BEGIN Text excerpt

Let Them Eat Cake: Single Moms, Estranged Fathers, and Financial Aid Policies that Totally Miss the Point

Let Them Eat Cake: Single Moms, Estranged Fathers, and Financial Aid Policies that Totally Miss the Point

Web Editor

Chelsey Legge  (2L, JD/MSW)

Applying for financial aid is never fun. You have to fill out a huge form, collect a bunch of documents, and wait months for an assessment. Throughout the application process, you’re forcefully reminded of just how expensive this degree is and how much debt you’re taking onrealities you’re otherwise happy to stuff inside a little box and shove back into the darkest corner of your subconscious. (Or maybe that’s just me.) For some applicants, however, applying to financial aid is more than tedious: it’s also deeply uncomfortable. That was my experience.

I decided to get the application out of the way early this summer, and I submitted my form in mid-July. A few days later, the Financial Aid Office got in touch with me to ask about some “missing documents” from my application. They needed my final summer paystub (I was still working) and my parents’ income tax notices of assessment. I felt a pit settle at the bottom of my stomach. Oh, I thought. This again?

Allow me to explain. When I applied for financial aid as an incoming 1L, I assumed the Faculty’s financial aid application would be similar to the OSAP application. For those of you unfamiliar with OSAP, parental income information is only required from a student’s custodial parent. My parents divorced when I was thirteen and my mother has had sole custody of me, and my younger brother, since then. This meant that throughout my undergraduate degree, I only ever had to report my mother’s income to OSAP. Now that I’ve been out of high school for more than four years, I don’t even have to report hers anymore.

END Text excerpt

What to work on >>
1 – Reproduce the stretch of the financial aid article from "I decided to" through "thought. This again?" word for word.
2 – Pick up the essay on financial aid and estranged fathers after its last sentence and carry it forward.

BEGIN Data lines

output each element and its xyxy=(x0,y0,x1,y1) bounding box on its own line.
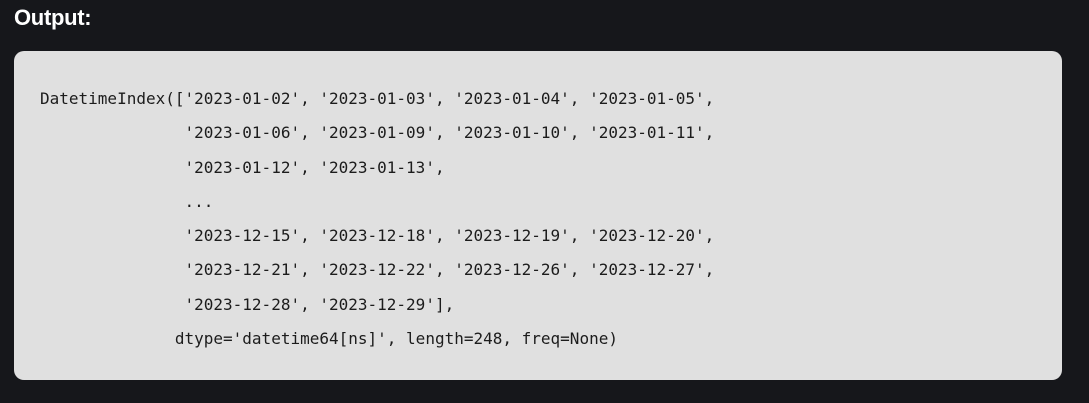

END Data lines

Final results >>
1 –
I decided to get the application out of the way early this summer, and I submitted my form in mid-July. A few days later, the Financial Aid Office got in touch with me to ask about some “missing documents” from my application. They needed my final summer paystub (I was still working) and my parents’ income tax notices of assessment. I felt a pit settle at the bottom of my stomach. Oh, I thought. This again?

2 –
As many of you know, financial aid at U of T Law works a little differently. The school requires both parents’ income tax notices of assessment, and it deems a certain amount of parental contribution regardless of actual contribution (see: page sixteen of the Financial Aid Policies and Procedures Booklet, (2c) “Deemed Family Support”). The only real exception is if you have a spouse or partner, in which case you submit their income tax information instead.

As an incoming 1L, I found this all quite confusing and emailed the Financial Aid Office to clarify. I wrote something like, “My parents are divorced, I rarely see or speak to my father, and, to my knowledge, he’s unemployed. Do I really have to submit his notice of assessment as well?” Their reply was an unequivocal, “Yes.” So, insecure and fearful of rocking the boat, I asked my mom to get in touch with my father to ask him for his notice of assessment. He emailed it to me a few weeks later, I submitted it to Financial Aid, and I put the whole ordeal out of my mind.

I spent my 2L year as a full-time student of the School of Public Policy & Governance, so I wasn’t eligible for financial aid from the law school. Interestingly, the Financial Aid program through the School of Graduate Studies doesn’t ask for parental income information.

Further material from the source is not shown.